**本文**:
□ □ □ □ □
[スペシャルインタビュー]

NGNの展望と課題を聞く(5):NGNのオープン化と放送・通信の融合

2007/01/31
(水)
SmartGridニューズレター編集部

NGN時代を迎えて、次世代ネットワーク(NGN=NXGN=Next Generation Network)と新世代ネットワーク(NWGN:New Generation Network)の混乱、NGNとインターネットの関係、NGNによるIPTVも含めたトリプル・プレイ・サービスの可能性、NGNと通信・放送の融合など、新しい課題の整理が求められています。そこで、現在慶應義塾大学 教授および独立行政法人情報通信研究機構(以下NICT)のプログラム・ディレクタとして、新世代ネットワーク・アーキテクチャなどの研究を進める青山友紀氏にお話をお聞きした。
≪テーマ1≫:次世代ネットワーク(NXGN)と新世代ネットワーク(NWGN)の違い
≪テーマ2≫:NGNは、アナログ電話網、ISDN、ATMによるB-ISDNに次ぐ4回目のチャレンジ
≪テーマ3≫:インターネットの課題とNGNのねらい
≪テーマ4≫: NGN実現へのアプローチ:IPv6ベースへの拡充・発展か、IPベースの新ネットワークか
に続いて、今回は、
≪テーマ5≫:NGNのオープン化と放送・通信の融合
について語っていただきました。(文中、敬称略)
聞き手:インプレスR&D 標準技術編集部

NGNの展望と課題を聞く!

なぜ、NGNインタフェースのオープン化が必要なのか?

—前回、NGNのトランスポート・ストラタム、およびサービス・ストラタムの各レベルをオープンにできるように規定することの重要性のお話がありましたが、具体的にはどのようなことでしょうか

青山 図1を見てください。まず図1の右側に示す3つのインタフェースであるANI(Application to Network Interface、アプリケーション・ネットワーク・インタフェース)、他の網とのインタフェースであるNNI(Network to Network Interface、網間インタフェース)、ユーザー端末とのインタフェースであるUNI(User to Network Interface、ユーザー・網インタフェース)のところをオープンなインタフェースとして規定する必要があると思います。

図1 NGNインタフェースのオープン化
図1 NGNインタフェースのオープン化(クリックで拡大)

これらのインタフェースに加えて、図1の左側に示す、

(1) コンテンツとアプリケーションの部分
(2) アプリケーション・プラットフォームの部分
(3) ネットワーク・サービスの部分

など、レイヤごとのオープン化が重要と考えます。コンテンツとアプリケーションの部分は、デジタル・コンテンツの提供ビジネスのみならず、サード・パーティも含めたあらゆる事業者のビジネスが対象となります。
□ □ □ □ □
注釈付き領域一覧

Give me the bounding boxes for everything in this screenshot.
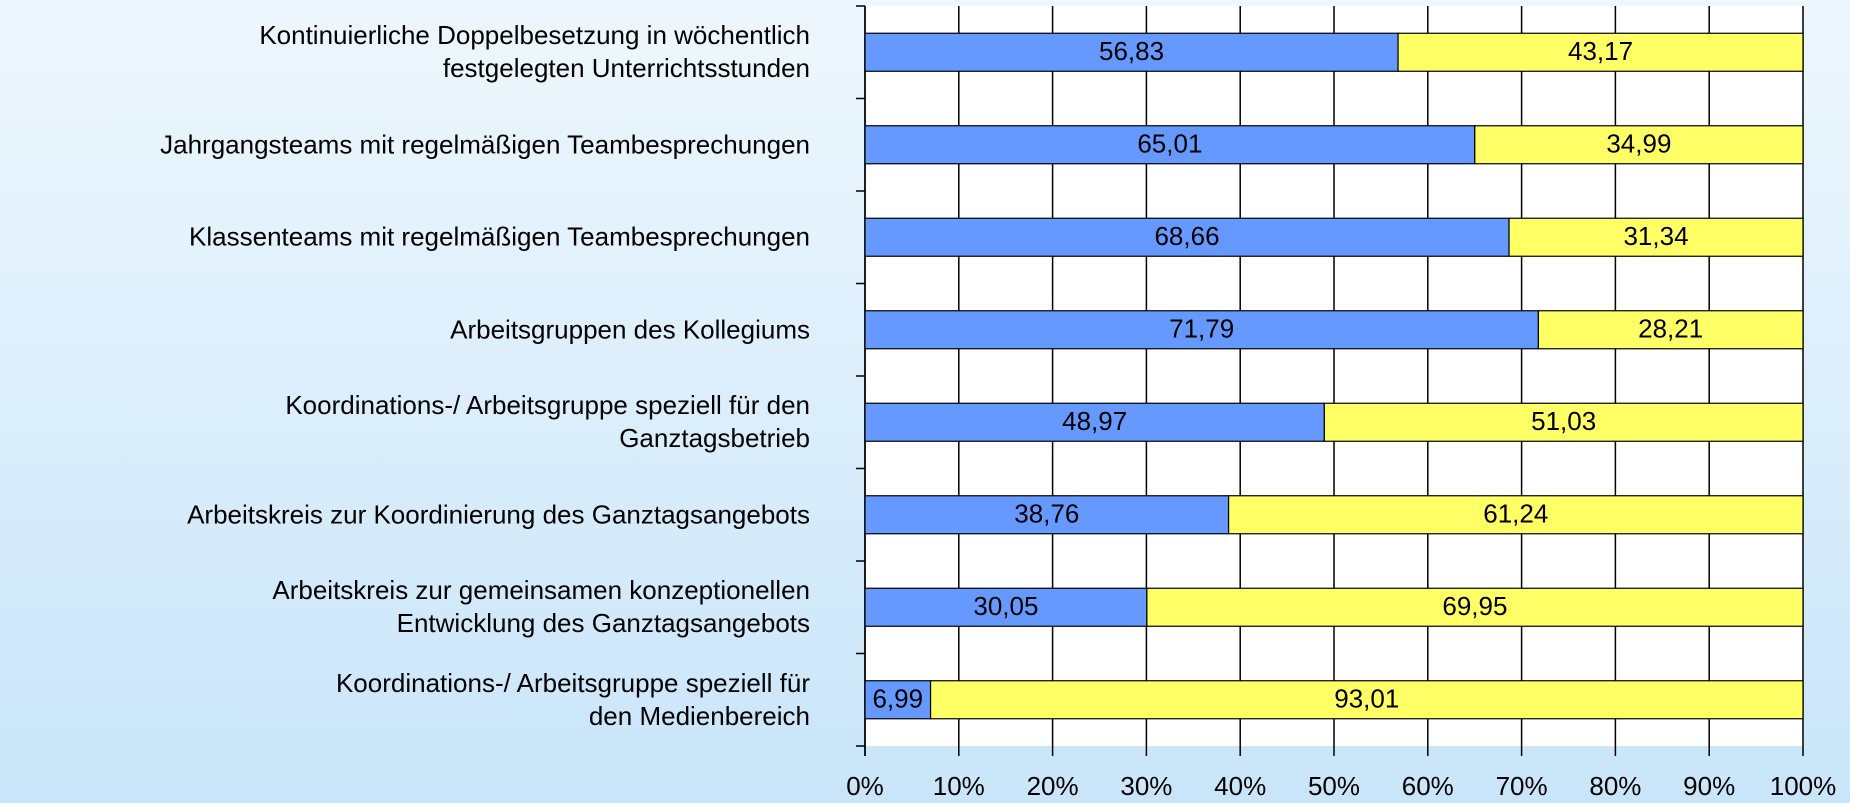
x-tick-label: 30%	[1120, 771, 1172, 801]
x-tick-label: 40%	[1214, 771, 1266, 801]
category-label: Koordinations-/ Arbeitsgruppe speziell f…	[335, 667, 810, 731]
value-label: 56,83	[1099, 36, 1164, 66]
bar-segment	[864, 217, 1510, 257]
bar-segment	[1474, 125, 1804, 165]
value-label: 43,17	[1568, 36, 1633, 66]
bar-segment	[1227, 495, 1804, 535]
category-label: Koordinations-/ Arbeitsgruppe speziell f…	[285, 390, 810, 454]
bar-segment	[1397, 32, 1804, 72]
value-label: 51,03	[1531, 406, 1596, 436]
category-label: Jahrgangsteams mit regelmäßigen Teambesp…	[160, 129, 810, 160]
value-label: 69,95	[1442, 591, 1507, 621]
value-label: 38,76	[1014, 499, 1079, 529]
bar-segment	[1146, 587, 1804, 627]
bar-segment	[1508, 217, 1804, 257]
value-label: 48,97	[1062, 406, 1127, 436]
value-label: 30,05	[973, 591, 1038, 621]
x-tick-label: 0%	[846, 771, 884, 801]
value-label: 28,21	[1638, 314, 1703, 344]
category-label: Kontinuierliche Doppelbesetzung in wöche…	[259, 20, 810, 84]
category-label: Arbeitskreis zur Koordinierung des Ganzt…	[187, 499, 810, 530]
value-label: 71,79	[1169, 314, 1234, 344]
value-label: 65,01	[1137, 129, 1202, 159]
x-tick-label: 20%	[1027, 771, 1079, 801]
x-tick-label: 10%	[933, 771, 985, 801]
x-tick-label: 80%	[1589, 771, 1641, 801]
bar-segment	[864, 32, 1399, 72]
category-label: Arbeitsgruppen des Kollegiums	[450, 314, 810, 345]
bar-segment	[929, 680, 1804, 720]
bar-segment	[1537, 310, 1804, 350]
value-label: 61,24	[1483, 499, 1548, 529]
x-tick-label: 60%	[1402, 771, 1454, 801]
x-tick-label: 50%	[1308, 771, 1360, 801]
bar-segment	[864, 125, 1476, 165]
value-label: 68,66	[1154, 221, 1219, 251]
value-label: 93,01	[1334, 684, 1399, 714]
category-label: Arbeitskreis zur gemeinsamen konzeptione…	[272, 575, 810, 639]
value-label: 6,99	[872, 684, 923, 714]
value-label: 34,99	[1606, 129, 1671, 159]
bar-segment	[1323, 402, 1804, 442]
value-label: 31,34	[1623, 221, 1688, 251]
x-tick-label: 90%	[1683, 771, 1735, 801]
x-tick-label: 70%	[1496, 771, 1548, 801]
category-label: Klassenteams mit regelmäßigen Teambespre…	[189, 221, 810, 252]
x-tick-label: 100%	[1770, 771, 1837, 801]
□ □ □ □ □
NGNのオープン化に関するインタビュー本文を、最後の文の直後から書き継いでください。

また、アプリケーション・プラットフォーム部分は、上位のコンテンツ・ビジネスのほか、コンテンツの認証、課金代行、ポータルなどのビジネスが可能です。さらに通信の利用者の認証や課金などを含む通信サービスのためのプラットフォーム(PF:Platform)機能、あるいは通信サービスの提供やインターネットへの接続機能を提供する、ネットワーク・サービスの部分が提供されるようになります。

このように、NGNのインタフェースがオープン化されることによって、競争環境が形成されるようになります。この結果、レイヤごとの役割に特化したサービスを提供する事業者が登場したり、異なる複数のレイヤの機能を保有して、エンド・ユーザーにワンストップ・サービスを行うプロバイダなどが登場する可能性が出てくると思います。

現状では、上記のANI、NNI、UNIインタフェースに加えて、どのようなインタフェースを規定するかはまだ具体的に決まっていませんが、新しいサービスを提供しようとする企業がどんどん参入できるような、オープン性というか、オープン・インタフェースの規定が必要ではないかと思うのです。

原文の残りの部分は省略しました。